## WORK TO COMPLETE
What follows is a set of records; restate each one word for word and drop the pictures.

## Rows from a figure dataset

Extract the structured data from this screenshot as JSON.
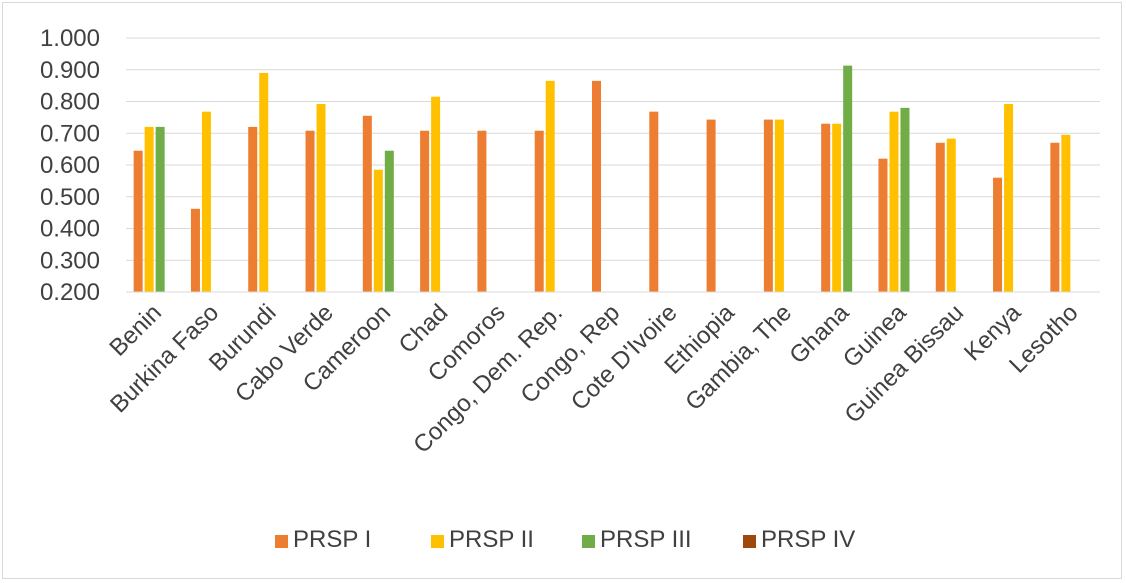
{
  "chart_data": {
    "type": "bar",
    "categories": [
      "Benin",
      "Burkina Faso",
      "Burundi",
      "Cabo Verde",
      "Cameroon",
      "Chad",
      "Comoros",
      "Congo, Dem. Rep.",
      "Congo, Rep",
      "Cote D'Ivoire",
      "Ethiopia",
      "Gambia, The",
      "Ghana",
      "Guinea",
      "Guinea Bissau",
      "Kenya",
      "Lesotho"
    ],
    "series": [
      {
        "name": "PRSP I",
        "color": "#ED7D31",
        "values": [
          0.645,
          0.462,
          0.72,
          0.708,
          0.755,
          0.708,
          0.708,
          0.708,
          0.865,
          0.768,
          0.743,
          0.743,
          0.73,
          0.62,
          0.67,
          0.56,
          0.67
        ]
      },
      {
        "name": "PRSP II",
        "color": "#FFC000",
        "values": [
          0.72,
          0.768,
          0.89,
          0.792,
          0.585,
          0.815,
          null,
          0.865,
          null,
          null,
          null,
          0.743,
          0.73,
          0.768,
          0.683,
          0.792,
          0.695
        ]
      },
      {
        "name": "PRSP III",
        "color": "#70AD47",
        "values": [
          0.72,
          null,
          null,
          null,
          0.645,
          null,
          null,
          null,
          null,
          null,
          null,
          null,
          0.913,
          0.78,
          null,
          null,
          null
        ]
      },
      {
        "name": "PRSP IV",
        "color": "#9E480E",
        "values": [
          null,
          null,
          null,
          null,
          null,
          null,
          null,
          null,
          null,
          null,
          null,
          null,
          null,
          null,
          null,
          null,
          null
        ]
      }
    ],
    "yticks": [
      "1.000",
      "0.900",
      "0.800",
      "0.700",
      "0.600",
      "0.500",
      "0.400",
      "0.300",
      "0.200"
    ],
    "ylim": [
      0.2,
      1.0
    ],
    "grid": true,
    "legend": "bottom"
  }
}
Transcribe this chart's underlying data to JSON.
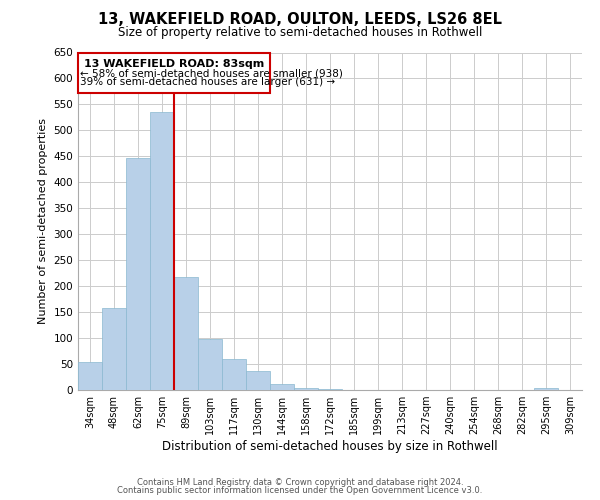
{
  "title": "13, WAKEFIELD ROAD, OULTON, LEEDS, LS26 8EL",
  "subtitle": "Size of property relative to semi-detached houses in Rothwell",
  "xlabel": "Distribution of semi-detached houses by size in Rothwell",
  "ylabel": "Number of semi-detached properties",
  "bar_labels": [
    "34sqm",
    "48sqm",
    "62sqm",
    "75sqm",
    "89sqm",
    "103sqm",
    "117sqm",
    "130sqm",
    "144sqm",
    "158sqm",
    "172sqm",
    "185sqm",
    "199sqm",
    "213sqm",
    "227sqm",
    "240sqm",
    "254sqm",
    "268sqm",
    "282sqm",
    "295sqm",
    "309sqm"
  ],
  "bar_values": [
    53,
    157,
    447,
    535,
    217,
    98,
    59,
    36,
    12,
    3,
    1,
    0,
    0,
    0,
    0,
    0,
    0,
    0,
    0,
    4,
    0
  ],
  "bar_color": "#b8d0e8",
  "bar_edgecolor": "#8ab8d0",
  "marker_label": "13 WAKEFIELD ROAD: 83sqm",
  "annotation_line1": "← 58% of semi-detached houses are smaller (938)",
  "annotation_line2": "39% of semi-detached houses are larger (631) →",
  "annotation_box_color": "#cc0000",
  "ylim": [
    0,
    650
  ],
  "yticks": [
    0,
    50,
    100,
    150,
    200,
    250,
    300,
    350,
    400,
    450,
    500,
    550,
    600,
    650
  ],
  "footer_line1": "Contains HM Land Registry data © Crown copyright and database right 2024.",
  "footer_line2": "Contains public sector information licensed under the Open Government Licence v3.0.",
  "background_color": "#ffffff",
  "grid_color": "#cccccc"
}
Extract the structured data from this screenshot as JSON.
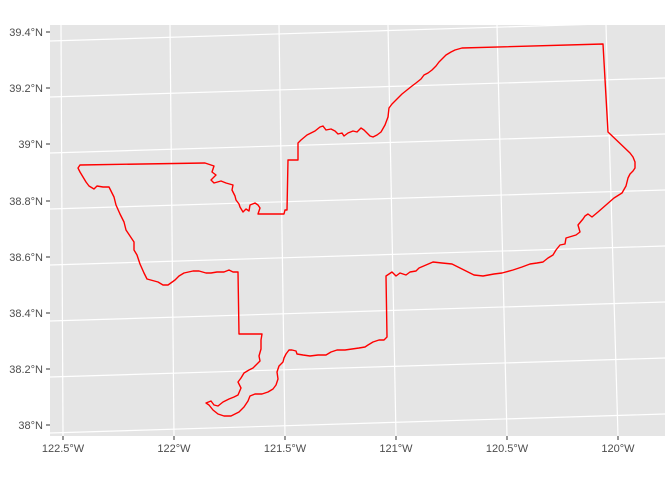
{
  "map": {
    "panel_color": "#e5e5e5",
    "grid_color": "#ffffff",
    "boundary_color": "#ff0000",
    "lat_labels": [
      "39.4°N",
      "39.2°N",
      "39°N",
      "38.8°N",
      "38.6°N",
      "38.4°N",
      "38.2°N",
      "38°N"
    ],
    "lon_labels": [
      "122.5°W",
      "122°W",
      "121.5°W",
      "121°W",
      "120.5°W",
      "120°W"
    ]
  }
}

## SOLUTION FOR THIS EXERCISE
Extract the structured data from this screenshot as JSON.
{
  "chart_data": {
    "type": "bar",
    "categories": [
      "Benin",
      "Burkina Faso",
      "Burundi",
      "Cabo Verde",
      "Cameroon",
      "Chad",
      "Comoros",
      "Congo, Dem. Rep.",
      "Congo, Rep",
      "Cote D'Ivoire",
      "Ethiopia",
      "Gambia, The",
      "Ghana",
      "Guinea",
      "Guinea Bissau",
      "Kenya",
      "Lesotho"
    ],
    "series": [
      {
        "name": "PRSP I",
        "color": "#ED7D31",
        "values": [
          0.645,
          0.462,
          0.72,
          0.708,
          0.755,
          0.708,
          0.708,
          0.708,
          0.865,
          0.768,
          0.743,
          0.743,
          0.73,
          0.62,
          0.67,
          0.56,
          0.67
        ]
      },
      {
        "name": "PRSP II",
        "color": "#FFC000",
        "values": [
          0.72,
          0.768,
          0.89,
          0.792,
          0.585,
          0.815,
          null,
          0.865,
          null,
          null,
          null,
          0.743,
          0.73,
          0.768,
          0.683,
          0.792,
          0.695
        ]
      },
      {
        "name": "PRSP III",
        "color": "#70AD47",
        "values": [
          0.72,
          null,
          null,
          null,
          0.645,
          null,
          null,
          null,
          null,
          null,
          null,
          null,
          0.913,
          0.78,
          null,
          null,
          null
        ]
      },
      {
        "name": "PRSP IV",
        "color": "#9E480E",
        "values": [
          null,
          null,
          null,
          null,
          null,
          null,
          null,
          null,
          null,
          null,
          null,
          null,
          null,
          null,
          null,
          null,
          null
        ]
      }
    ],
    "yticks": [
      "1.000",
      "0.900",
      "0.800",
      "0.700",
      "0.600",
      "0.500",
      "0.400",
      "0.300",
      "0.200"
    ],
    "ylim": [
      0.2,
      1.0
    ],
    "grid": true,
    "legend": "bottom"
  }
}
Transcribe this chart's underlying data to JSON.
{
  "title": "13, WAKEFIELD ROAD, OULTON, LEEDS, LS26 8EL",
  "subtitle": "Size of property relative to semi-detached houses in Rothwell",
  "xlabel": "Distribution of semi-detached houses by size in Rothwell",
  "ylabel": "Number of semi-detached properties",
  "bar_labels": [
    "34sqm",
    "48sqm",
    "62sqm",
    "75sqm",
    "89sqm",
    "103sqm",
    "117sqm",
    "130sqm",
    "144sqm",
    "158sqm",
    "172sqm",
    "185sqm",
    "199sqm",
    "213sqm",
    "227sqm",
    "240sqm",
    "254sqm",
    "268sqm",
    "282sqm",
    "295sqm",
    "309sqm"
  ],
  "bar_values": [
    53,
    157,
    447,
    535,
    217,
    98,
    59,
    36,
    12,
    3,
    1,
    0,
    0,
    0,
    0,
    0,
    0,
    0,
    0,
    4,
    0
  ],
  "bar_color": "#b8d0e8",
  "bar_edgecolor": "#8ab8d0",
  "marker_label": "13 WAKEFIELD ROAD: 83sqm",
  "annotation_line1": "← 58% of semi-detached houses are smaller (938)",
  "annotation_line2": "39% of semi-detached houses are larger (631) →",
  "annotation_box_color": "#cc0000",
  "ylim": [
    0,
    650
  ],
  "yticks": [
    0,
    50,
    100,
    150,
    200,
    250,
    300,
    350,
    400,
    450,
    500,
    550,
    600,
    650
  ],
  "footer_line1": "Contains HM Land Registry data © Crown copyright and database right 2024.",
  "footer_line2": "Contains public sector information licensed under the Open Government Licence v3.0.",
  "background_color": "#ffffff",
  "grid_color": "#cccccc"
}
Extract the structured data from this screenshot as JSON.
{
  "map": {
    "panel_color": "#e5e5e5",
    "grid_color": "#ffffff",
    "boundary_color": "#ff0000",
    "lat_labels": [
      "39.4°N",
      "39.2°N",
      "39°N",
      "38.8°N",
      "38.6°N",
      "38.4°N",
      "38.2°N",
      "38°N"
    ],
    "lon_labels": [
      "122.5°W",
      "122°W",
      "121.5°W",
      "121°W",
      "120.5°W",
      "120°W"
    ]
  }
}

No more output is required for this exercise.